Please return every line of the records below that holds the word "heading".

** Opening MATERIAL FOR THIS EXERCISE block **

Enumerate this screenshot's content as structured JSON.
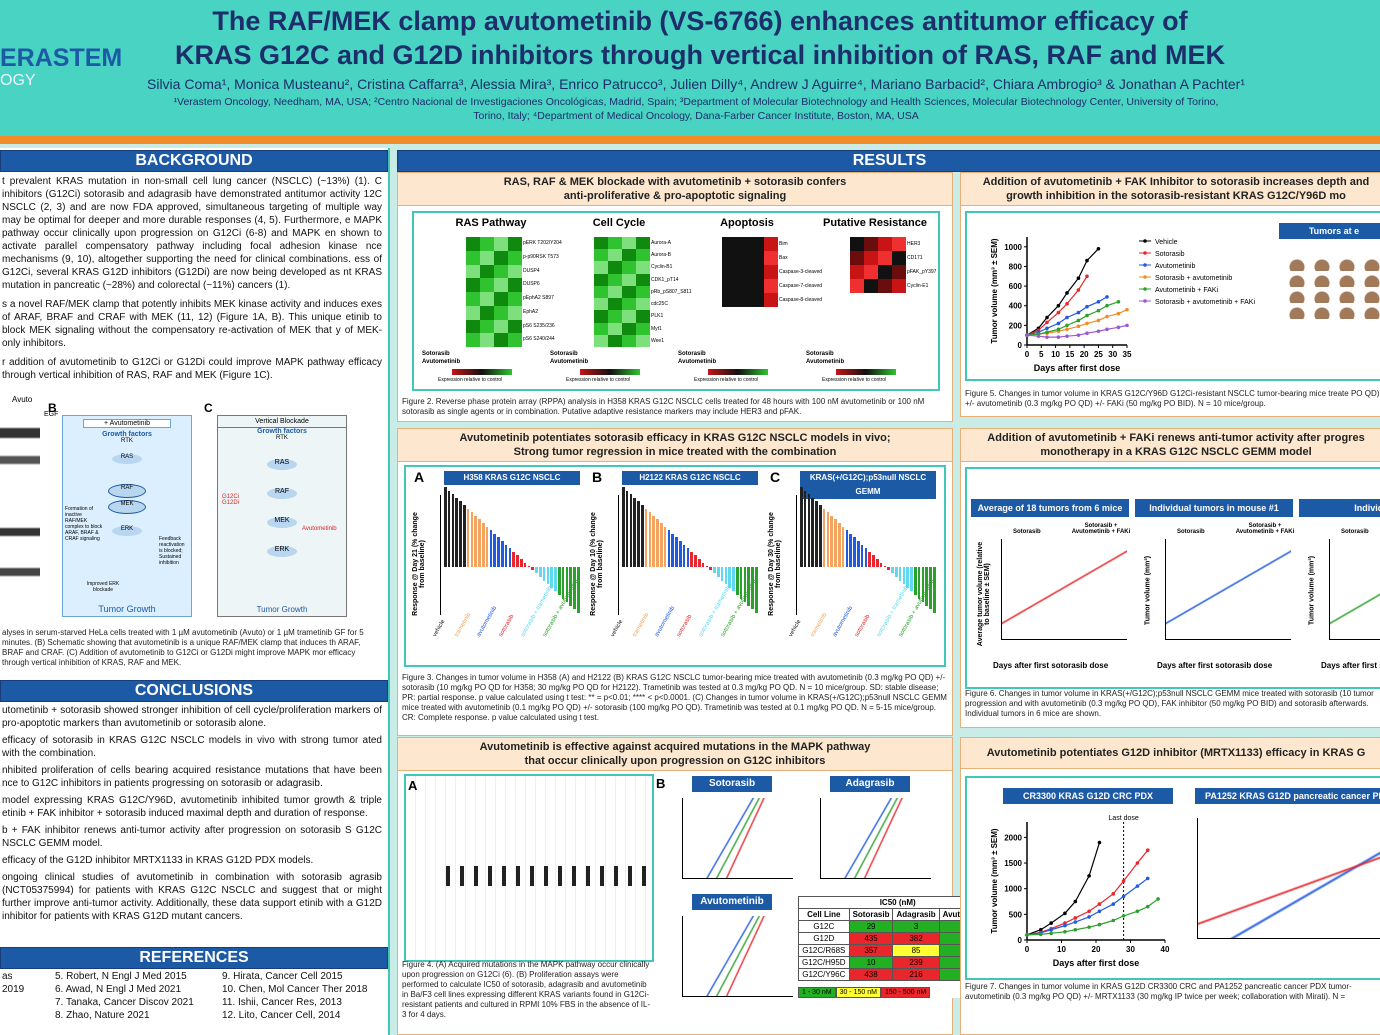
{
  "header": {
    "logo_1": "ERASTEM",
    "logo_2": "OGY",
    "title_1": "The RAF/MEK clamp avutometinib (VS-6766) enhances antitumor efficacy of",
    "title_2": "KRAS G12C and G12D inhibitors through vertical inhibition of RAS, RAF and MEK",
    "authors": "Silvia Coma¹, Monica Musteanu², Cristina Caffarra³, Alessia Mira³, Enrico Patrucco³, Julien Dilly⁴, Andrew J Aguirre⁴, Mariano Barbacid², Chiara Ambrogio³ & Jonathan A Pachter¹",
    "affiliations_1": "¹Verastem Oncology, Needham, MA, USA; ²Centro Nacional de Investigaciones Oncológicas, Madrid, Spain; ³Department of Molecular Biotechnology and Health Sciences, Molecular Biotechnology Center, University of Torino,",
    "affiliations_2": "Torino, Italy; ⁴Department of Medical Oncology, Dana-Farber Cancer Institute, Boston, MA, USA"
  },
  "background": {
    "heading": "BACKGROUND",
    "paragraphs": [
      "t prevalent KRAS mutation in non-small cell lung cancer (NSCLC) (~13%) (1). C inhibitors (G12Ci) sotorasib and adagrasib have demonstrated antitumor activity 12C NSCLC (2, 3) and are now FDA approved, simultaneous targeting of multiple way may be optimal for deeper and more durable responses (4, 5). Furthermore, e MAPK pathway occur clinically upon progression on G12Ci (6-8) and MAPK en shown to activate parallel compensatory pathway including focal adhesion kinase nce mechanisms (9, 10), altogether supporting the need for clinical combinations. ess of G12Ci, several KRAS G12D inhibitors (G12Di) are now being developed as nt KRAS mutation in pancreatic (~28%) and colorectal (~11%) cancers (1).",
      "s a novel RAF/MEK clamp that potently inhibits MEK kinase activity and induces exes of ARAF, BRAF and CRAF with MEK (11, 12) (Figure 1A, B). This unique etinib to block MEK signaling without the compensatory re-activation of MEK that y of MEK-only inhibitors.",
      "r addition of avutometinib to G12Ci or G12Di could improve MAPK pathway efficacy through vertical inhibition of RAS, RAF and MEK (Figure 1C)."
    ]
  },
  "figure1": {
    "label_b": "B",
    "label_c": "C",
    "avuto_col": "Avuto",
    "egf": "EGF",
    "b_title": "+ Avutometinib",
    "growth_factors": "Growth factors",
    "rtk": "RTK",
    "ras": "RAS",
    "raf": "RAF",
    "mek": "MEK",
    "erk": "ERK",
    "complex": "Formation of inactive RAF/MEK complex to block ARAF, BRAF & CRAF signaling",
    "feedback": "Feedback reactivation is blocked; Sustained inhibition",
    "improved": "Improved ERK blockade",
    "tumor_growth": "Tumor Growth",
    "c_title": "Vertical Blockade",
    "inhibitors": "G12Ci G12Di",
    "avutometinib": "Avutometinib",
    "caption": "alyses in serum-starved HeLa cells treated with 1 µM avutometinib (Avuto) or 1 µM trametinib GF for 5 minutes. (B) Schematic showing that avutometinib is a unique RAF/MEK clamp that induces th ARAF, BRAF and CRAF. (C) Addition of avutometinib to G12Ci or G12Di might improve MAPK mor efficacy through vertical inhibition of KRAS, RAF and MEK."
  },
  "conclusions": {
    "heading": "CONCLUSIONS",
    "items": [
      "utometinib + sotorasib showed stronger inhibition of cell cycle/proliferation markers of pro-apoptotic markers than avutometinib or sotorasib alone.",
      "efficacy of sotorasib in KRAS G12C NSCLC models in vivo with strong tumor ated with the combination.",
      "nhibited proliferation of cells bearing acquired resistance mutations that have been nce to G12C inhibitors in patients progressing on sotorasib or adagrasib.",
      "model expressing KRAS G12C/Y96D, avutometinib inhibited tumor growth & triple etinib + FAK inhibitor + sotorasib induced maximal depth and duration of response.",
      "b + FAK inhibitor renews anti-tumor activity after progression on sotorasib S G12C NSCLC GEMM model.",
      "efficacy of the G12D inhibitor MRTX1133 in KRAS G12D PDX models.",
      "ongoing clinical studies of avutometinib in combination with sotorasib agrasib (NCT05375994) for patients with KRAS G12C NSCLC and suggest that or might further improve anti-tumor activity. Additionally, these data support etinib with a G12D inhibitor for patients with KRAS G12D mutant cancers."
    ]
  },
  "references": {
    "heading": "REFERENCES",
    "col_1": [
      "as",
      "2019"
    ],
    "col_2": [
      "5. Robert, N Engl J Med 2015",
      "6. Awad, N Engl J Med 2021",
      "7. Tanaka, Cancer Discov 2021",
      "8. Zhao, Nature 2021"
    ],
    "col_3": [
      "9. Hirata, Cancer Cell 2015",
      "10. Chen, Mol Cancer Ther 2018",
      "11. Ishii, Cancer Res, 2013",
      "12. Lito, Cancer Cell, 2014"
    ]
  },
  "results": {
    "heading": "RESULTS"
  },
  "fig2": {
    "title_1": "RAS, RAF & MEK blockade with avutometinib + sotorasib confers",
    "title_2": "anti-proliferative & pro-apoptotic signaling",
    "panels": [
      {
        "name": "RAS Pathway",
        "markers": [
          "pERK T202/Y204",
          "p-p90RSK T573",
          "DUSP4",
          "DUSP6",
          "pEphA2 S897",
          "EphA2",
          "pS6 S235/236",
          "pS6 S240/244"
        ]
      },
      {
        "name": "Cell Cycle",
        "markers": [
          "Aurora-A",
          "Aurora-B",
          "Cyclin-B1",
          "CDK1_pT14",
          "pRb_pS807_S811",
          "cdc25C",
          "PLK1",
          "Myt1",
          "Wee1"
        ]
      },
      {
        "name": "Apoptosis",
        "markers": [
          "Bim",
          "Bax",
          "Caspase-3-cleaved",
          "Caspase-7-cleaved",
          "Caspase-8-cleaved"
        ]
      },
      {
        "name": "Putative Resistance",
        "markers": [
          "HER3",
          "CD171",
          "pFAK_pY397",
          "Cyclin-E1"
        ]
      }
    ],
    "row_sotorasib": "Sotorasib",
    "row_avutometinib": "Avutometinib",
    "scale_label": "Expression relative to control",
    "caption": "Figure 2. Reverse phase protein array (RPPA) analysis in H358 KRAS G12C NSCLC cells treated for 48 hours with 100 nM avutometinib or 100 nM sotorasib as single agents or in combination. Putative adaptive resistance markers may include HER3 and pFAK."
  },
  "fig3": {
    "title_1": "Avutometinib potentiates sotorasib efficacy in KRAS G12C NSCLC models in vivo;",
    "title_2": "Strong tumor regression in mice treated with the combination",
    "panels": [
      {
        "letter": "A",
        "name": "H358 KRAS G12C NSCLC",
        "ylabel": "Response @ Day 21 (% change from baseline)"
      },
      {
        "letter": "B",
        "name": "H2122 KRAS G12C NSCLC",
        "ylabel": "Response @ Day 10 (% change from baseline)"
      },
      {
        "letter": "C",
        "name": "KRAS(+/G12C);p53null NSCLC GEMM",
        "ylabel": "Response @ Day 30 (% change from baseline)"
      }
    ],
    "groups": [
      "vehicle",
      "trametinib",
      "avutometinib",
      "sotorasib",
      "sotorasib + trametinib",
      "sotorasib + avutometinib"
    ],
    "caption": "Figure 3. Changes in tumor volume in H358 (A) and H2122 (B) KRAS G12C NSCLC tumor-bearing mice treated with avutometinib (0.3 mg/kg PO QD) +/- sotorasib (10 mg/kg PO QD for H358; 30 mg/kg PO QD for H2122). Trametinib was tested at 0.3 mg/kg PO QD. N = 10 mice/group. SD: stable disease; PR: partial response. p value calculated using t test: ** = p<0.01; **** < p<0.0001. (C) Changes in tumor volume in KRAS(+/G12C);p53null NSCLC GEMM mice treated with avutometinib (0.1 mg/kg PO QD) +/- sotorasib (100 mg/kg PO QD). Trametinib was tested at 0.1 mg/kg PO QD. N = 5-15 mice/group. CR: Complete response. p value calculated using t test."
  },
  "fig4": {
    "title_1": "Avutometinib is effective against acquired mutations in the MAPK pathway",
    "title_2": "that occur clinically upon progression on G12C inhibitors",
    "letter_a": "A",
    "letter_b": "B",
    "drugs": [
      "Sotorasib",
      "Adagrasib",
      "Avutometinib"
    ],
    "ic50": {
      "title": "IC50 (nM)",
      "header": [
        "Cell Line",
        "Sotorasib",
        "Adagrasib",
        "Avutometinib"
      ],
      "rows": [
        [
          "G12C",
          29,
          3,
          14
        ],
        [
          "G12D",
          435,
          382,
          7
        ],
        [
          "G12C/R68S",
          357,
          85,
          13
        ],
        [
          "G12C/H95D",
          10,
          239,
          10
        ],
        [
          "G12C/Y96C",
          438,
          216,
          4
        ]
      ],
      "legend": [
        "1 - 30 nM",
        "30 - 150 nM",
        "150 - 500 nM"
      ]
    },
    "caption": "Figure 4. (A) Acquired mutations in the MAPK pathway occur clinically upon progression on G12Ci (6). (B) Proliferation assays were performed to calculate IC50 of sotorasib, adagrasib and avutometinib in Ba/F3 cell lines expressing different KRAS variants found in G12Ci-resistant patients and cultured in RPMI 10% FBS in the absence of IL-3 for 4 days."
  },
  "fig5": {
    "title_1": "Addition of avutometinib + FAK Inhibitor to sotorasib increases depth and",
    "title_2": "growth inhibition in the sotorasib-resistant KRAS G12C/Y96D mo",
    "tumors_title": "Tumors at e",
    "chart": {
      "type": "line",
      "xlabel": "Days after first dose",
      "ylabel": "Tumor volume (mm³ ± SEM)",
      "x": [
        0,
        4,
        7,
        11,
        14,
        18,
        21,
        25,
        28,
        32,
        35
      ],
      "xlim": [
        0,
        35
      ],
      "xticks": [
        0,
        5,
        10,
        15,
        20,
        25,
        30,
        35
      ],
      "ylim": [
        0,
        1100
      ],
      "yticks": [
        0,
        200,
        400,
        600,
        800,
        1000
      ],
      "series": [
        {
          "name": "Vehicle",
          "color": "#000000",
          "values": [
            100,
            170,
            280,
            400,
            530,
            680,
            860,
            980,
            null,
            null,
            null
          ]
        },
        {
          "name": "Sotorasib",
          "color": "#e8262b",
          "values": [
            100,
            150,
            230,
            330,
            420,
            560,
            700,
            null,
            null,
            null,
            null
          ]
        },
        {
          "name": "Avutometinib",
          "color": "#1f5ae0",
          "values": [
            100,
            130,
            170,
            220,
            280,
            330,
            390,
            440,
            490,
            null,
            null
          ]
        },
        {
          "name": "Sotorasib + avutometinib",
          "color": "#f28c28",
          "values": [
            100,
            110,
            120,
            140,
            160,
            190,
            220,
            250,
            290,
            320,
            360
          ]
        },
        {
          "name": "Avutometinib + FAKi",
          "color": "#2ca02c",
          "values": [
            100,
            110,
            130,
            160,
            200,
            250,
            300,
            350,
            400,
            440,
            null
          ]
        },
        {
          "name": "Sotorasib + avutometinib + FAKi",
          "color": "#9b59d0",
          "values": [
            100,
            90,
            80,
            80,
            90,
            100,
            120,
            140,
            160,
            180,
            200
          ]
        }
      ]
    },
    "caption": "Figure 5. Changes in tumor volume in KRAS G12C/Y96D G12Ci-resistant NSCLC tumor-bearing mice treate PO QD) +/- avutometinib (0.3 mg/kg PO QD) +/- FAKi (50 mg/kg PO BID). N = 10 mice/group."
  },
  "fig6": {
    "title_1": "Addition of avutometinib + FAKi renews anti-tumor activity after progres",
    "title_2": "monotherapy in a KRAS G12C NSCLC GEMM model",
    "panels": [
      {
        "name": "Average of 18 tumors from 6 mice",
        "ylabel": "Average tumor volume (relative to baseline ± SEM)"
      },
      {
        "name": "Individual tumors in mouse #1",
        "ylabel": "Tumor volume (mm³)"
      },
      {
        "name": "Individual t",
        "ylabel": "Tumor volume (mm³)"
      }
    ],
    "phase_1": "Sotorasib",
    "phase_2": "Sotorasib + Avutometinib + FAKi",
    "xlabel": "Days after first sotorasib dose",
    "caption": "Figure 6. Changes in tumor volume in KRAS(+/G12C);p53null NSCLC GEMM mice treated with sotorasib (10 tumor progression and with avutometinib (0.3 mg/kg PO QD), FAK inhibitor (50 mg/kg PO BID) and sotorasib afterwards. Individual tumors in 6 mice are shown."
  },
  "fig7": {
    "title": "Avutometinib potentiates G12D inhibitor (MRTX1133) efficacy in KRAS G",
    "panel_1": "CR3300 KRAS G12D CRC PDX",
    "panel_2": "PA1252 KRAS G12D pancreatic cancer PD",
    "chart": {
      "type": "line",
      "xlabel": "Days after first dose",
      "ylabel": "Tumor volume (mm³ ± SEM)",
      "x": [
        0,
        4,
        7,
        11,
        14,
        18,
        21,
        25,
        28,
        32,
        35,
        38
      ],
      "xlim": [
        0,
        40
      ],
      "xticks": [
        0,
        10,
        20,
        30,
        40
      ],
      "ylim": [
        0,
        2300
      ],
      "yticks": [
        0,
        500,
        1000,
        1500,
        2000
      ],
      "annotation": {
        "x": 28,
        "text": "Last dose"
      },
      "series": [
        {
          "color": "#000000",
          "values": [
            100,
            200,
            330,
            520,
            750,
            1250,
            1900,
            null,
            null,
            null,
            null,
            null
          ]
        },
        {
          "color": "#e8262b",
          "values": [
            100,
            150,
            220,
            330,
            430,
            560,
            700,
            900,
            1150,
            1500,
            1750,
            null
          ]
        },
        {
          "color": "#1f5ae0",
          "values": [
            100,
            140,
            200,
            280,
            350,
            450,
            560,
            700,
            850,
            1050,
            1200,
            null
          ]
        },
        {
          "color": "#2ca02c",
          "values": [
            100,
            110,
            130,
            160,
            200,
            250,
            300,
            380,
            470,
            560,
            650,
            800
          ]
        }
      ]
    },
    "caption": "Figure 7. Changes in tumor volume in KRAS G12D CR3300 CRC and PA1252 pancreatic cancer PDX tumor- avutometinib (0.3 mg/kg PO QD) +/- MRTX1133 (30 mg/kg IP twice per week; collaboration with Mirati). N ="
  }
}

** Closing MATERIAL FOR THIS EXERCISE block **

> ANSWER TO THIS EXERCISE:
    "heading": "BACKGROUND",
    "heading": "CONCLUSIONS",
    "heading": "REFERENCES",
    "heading": "RESULTS"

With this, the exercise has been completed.